**Figure dataset records**
■ ■ ■
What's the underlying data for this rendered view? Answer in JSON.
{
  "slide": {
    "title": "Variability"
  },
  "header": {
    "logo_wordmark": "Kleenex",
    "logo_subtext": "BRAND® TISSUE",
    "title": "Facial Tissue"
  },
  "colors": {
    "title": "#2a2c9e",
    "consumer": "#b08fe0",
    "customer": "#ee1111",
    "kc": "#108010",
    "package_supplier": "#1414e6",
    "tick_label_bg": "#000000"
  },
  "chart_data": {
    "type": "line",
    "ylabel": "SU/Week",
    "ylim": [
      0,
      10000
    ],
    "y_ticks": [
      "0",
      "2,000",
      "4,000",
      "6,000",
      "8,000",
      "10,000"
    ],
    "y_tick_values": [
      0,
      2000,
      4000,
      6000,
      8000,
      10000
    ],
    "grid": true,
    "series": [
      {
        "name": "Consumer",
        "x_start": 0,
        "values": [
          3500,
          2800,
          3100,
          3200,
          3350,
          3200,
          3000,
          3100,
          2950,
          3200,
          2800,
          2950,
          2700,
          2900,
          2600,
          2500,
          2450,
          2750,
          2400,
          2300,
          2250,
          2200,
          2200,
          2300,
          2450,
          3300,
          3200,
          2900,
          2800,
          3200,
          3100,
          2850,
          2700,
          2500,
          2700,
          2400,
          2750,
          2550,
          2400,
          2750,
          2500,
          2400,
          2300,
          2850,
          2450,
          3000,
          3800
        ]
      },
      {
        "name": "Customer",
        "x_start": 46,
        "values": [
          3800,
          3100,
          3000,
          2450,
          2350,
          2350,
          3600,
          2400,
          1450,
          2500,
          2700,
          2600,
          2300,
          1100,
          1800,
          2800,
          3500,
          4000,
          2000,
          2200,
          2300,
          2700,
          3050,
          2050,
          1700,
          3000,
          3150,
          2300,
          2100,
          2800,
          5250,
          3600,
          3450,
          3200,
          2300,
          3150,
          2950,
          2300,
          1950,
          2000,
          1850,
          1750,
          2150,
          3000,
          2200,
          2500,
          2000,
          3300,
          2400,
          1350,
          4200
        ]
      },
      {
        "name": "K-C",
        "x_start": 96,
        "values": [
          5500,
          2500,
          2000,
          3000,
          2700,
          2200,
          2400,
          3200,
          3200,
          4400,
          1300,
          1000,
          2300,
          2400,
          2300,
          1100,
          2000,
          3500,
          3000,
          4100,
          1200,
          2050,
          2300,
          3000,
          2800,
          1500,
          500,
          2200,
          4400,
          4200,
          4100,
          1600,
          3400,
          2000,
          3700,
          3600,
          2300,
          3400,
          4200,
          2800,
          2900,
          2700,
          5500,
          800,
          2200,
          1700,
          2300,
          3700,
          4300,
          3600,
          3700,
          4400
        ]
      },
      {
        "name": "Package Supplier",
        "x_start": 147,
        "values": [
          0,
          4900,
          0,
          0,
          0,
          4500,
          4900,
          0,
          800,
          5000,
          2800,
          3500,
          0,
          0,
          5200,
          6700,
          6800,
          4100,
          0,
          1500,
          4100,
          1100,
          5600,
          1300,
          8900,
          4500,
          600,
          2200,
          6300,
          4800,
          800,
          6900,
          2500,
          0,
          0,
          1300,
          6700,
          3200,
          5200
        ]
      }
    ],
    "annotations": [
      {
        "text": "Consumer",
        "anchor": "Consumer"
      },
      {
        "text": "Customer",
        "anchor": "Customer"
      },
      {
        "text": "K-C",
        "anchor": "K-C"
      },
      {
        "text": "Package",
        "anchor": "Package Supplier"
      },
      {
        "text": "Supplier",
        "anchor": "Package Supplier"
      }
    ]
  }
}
■ ■ ■
**Set exercise**
Determine the count of lines in the data above with the string "name" in them, and give that count alone.

**Output for this exercise**
4